══ Record extracts

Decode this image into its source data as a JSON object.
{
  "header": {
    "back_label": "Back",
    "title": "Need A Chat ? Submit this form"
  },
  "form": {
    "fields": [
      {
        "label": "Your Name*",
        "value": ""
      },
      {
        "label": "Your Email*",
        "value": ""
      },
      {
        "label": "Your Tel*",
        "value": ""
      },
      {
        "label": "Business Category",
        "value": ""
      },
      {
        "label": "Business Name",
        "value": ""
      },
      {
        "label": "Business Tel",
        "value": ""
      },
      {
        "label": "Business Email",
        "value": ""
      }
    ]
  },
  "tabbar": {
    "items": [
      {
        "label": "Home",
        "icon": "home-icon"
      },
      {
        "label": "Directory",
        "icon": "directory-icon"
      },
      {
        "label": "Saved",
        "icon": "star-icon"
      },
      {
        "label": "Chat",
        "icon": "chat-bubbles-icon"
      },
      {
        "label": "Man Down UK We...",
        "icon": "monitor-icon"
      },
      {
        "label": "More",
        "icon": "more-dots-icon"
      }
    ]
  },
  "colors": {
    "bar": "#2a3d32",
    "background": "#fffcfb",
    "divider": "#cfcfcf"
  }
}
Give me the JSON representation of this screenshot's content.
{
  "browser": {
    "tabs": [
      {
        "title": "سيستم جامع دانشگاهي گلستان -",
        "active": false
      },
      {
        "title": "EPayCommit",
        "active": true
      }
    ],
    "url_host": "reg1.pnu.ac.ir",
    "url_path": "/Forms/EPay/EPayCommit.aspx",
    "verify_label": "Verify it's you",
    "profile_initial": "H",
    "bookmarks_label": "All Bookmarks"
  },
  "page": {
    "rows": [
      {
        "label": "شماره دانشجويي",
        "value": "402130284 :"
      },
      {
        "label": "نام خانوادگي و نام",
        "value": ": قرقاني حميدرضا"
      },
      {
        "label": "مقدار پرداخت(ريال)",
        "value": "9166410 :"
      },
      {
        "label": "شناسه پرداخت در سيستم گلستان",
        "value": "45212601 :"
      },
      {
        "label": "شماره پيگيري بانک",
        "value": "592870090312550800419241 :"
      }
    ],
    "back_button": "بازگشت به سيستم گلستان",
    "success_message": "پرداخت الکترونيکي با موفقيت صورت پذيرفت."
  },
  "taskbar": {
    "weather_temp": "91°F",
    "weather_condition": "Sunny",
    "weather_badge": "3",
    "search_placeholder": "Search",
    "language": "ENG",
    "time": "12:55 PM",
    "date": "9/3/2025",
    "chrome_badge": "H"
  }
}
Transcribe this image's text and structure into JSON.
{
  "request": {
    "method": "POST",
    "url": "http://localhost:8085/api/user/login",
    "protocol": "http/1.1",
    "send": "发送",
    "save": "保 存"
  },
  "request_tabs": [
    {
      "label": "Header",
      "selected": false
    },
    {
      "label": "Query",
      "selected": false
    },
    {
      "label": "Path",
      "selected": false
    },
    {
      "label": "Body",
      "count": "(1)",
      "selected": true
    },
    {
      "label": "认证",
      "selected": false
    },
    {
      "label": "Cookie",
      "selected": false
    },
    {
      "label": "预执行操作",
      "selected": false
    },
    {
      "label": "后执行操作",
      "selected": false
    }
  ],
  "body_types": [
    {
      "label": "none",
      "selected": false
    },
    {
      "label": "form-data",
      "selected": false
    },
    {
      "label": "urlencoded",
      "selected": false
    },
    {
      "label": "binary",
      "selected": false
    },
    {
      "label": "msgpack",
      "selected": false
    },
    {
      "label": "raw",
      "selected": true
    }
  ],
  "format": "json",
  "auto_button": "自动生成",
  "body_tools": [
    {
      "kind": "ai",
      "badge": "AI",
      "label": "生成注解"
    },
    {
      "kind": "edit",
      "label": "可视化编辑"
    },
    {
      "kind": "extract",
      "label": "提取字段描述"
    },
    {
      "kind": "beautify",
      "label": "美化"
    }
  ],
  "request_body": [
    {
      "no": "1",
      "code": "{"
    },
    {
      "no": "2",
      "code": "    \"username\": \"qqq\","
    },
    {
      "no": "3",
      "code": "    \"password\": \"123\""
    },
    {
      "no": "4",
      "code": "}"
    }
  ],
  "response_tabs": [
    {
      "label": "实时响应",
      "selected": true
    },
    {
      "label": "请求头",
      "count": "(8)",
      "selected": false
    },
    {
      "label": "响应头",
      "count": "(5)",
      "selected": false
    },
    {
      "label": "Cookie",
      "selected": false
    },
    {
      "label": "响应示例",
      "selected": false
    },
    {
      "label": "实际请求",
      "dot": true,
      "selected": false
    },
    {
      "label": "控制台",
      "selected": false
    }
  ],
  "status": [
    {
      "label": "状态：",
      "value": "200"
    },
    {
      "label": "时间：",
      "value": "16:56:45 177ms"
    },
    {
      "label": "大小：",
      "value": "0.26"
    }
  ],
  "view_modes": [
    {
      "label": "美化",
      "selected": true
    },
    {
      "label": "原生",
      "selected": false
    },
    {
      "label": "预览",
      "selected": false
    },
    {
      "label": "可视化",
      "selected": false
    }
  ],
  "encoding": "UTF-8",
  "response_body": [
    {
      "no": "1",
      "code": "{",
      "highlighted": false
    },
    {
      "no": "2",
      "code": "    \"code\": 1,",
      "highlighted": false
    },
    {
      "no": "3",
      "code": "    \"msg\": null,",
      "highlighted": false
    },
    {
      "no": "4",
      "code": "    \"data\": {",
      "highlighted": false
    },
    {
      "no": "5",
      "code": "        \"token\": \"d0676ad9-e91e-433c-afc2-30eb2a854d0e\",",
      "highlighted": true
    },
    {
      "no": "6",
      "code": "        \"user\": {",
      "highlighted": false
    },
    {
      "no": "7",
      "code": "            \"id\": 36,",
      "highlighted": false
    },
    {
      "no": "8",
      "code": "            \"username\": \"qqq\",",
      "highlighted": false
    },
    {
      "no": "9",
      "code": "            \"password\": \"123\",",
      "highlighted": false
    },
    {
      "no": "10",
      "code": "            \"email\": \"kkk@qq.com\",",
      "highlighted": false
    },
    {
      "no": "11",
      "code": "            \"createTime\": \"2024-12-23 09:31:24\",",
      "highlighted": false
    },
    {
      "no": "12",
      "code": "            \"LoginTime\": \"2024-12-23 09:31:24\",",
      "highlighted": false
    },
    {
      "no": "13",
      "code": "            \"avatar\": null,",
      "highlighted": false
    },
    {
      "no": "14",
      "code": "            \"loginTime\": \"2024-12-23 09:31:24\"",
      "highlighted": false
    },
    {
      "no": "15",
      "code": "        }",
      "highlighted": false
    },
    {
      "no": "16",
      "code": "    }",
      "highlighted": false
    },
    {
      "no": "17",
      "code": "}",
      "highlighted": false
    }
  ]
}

════

Extract the full listing and reproduce each line exactly.

▸ Expected answer
Decode this image into its source data as a JSON object.
{
  "header": {
    "back_label": "Back",
    "title": "Need A Chat ? Submit this form"
  },
  "form": {
    "fields": [
      {
        "label": "Your Name*",
        "value": ""
      },
      {
        "label": "Your Email*",
        "value": ""
      },
      {
        "label": "Your Tel*",
        "value": ""
      },
      {
        "label": "Business Category",
        "value": ""
      },
      {
        "label": "Business Name",
        "value": ""
      },
      {
        "label": "Business Tel",
        "value": ""
      },
      {
        "label": "Business Email",
        "value": ""
      }
    ]
  },
  "tabbar": {
    "items": [
      {
        "label": "Home",
        "icon": "home-icon"
      },
      {
        "label": "Directory",
        "icon": "directory-icon"
      },
      {
        "label": "Saved",
        "icon": "star-icon"
      },
      {
        "label": "Chat",
        "icon": "chat-bubbles-icon"
      },
      {
        "label": "Man Down UK We...",
        "icon": "monitor-icon"
      },
      {
        "label": "More",
        "icon": "more-dots-icon"
      }
    ]
  },
  "colors": {
    "bar": "#2a3d32",
    "background": "#fffcfb",
    "divider": "#cfcfcf"
  }
}
Give me the JSON representation of this screenshot's content.
{
  "browser": {
    "tabs": [
      {
        "title": "سيستم جامع دانشگاهي گلستان -",
        "active": false
      },
      {
        "title": "EPayCommit",
        "active": true
      }
    ],
    "url_host": "reg1.pnu.ac.ir",
    "url_path": "/Forms/EPay/EPayCommit.aspx",
    "verify_label": "Verify it's you",
    "profile_initial": "H",
    "bookmarks_label": "All Bookmarks"
  },
  "page": {
    "rows": [
      {
        "label": "شماره دانشجويي",
        "value": "402130284 :"
      },
      {
        "label": "نام خانوادگي و نام",
        "value": ": قرقاني حميدرضا"
      },
      {
        "label": "مقدار پرداخت(ريال)",
        "value": "9166410 :"
      },
      {
        "label": "شناسه پرداخت در سيستم گلستان",
        "value": "45212601 :"
      },
      {
        "label": "شماره پيگيري بانک",
        "value": "592870090312550800419241 :"
      }
    ],
    "back_button": "بازگشت به سيستم گلستان",
    "success_message": "پرداخت الکترونيکي با موفقيت صورت پذيرفت."
  },
  "taskbar": {
    "weather_temp": "91°F",
    "weather_condition": "Sunny",
    "weather_badge": "3",
    "search_placeholder": "Search",
    "language": "ENG",
    "time": "12:55 PM",
    "date": "9/3/2025",
    "chrome_badge": "H"
  }
}
Transcribe this image's text and structure into JSON.
{
  "request": {
    "method": "POST",
    "url": "http://localhost:8085/api/user/login",
    "protocol": "http/1.1",
    "send": "发送",
    "save": "保 存"
  },
  "request_tabs": [
    {
      "label": "Header",
      "selected": false
    },
    {
      "label": "Query",
      "selected": false
    },
    {
      "label": "Path",
      "selected": false
    },
    {
      "label": "Body",
      "count": "(1)",
      "selected": true
    },
    {
      "label": "认证",
      "selected": false
    },
    {
      "label": "Cookie",
      "selected": false
    },
    {
      "label": "预执行操作",
      "selected": false
    },
    {
      "label": "后执行操作",
      "selected": false
    }
  ],
  "body_types": [
    {
      "label": "none",
      "selected": false
    },
    {
      "label": "form-data",
      "selected": false
    },
    {
      "label": "urlencoded",
      "selected": false
    },
    {
      "label": "binary",
      "selected": false
    },
    {
      "label": "msgpack",
      "selected": false
    },
    {
      "label": "raw",
      "selected": true
    }
  ],
  "format": "json",
  "auto_button": "自动生成",
  "body_tools": [
    {
      "kind": "ai",
      "badge": "AI",
      "label": "生成注解"
    },
    {
      "kind": "edit",
      "label": "可视化编辑"
    },
    {
      "kind": "extract",
      "label": "提取字段描述"
    },
    {
      "kind": "beautify",
      "label": "美化"
    }
  ],
  "request_body": [
    {
      "no": "1",
      "code": "{"
    },
    {
      "no": "2",
      "code": "    \"username\": \"qqq\","
    },
    {
      "no": "3",
      "code": "    \"password\": \"123\""
    },
    {
      "no": "4",
      "code": "}"
    }
  ],
  "response_tabs": [
    {
      "label": "实时响应",
      "selected": true
    },
    {
      "label": "请求头",
      "count": "(8)",
      "selected": false
    },
    {
      "label": "响应头",
      "count": "(5)",
      "selected": false
    },
    {
      "label": "Cookie",
      "selected": false
    },
    {
      "label": "响应示例",
      "selected": false
    },
    {
      "label": "实际请求",
      "dot": true,
      "selected": false
    },
    {
      "label": "控制台",
      "selected": false
    }
  ],
  "status": [
    {
      "label": "状态：",
      "value": "200"
    },
    {
      "label": "时间：",
      "value": "16:56:45 177ms"
    },
    {
      "label": "大小：",
      "value": "0.26"
    }
  ],
  "view_modes": [
    {
      "label": "美化",
      "selected": true
    },
    {
      "label": "原生",
      "selected": false
    },
    {
      "label": "预览",
      "selected": false
    },
    {
      "label": "可视化",
      "selected": false
    }
  ],
  "encoding": "UTF-8",
  "response_body": [
    {
      "no": "1",
      "code": "{",
      "highlighted": false
    },
    {
      "no": "2",
      "code": "    \"code\": 1,",
      "highlighted": false
    },
    {
      "no": "3",
      "code": "    \"msg\": null,",
      "highlighted": false
    },
    {
      "no": "4",
      "code": "    \"data\": {",
      "highlighted": false
    },
    {
      "no": "5",
      "code": "        \"token\": \"d0676ad9-e91e-433c-afc2-30eb2a854d0e\",",
      "highlighted": true
    },
    {
      "no": "6",
      "code": "        \"user\": {",
      "highlighted": false
    },
    {
      "no": "7",
      "code": "            \"id\": 36,",
      "highlighted": false
    },
    {
      "no": "8",
      "code": "            \"username\": \"qqq\",",
      "highlighted": false
    },
    {
      "no": "9",
      "code": "            \"password\": \"123\",",
      "highlighted": false
    },
    {
      "no": "10",
      "code": "            \"email\": \"kkk@qq.com\",",
      "highlighted": false
    },
    {
      "no": "11",
      "code": "            \"createTime\": \"2024-12-23 09:31:24\",",
      "highlighted": false
    },
    {
      "no": "12",
      "code": "            \"LoginTime\": \"2024-12-23 09:31:24\",",
      "highlighted": false
    },
    {
      "no": "13",
      "code": "            \"avatar\": null,",
      "highlighted": false
    },
    {
      "no": "14",
      "code": "            \"loginTime\": \"2024-12-23 09:31:24\"",
      "highlighted": false
    },
    {
      "no": "15",
      "code": "        }",
      "highlighted": false
    },
    {
      "no": "16",
      "code": "    }",
      "highlighted": false
    },
    {
      "no": "17",
      "code": "}",
      "highlighted": false
    }
  ]
}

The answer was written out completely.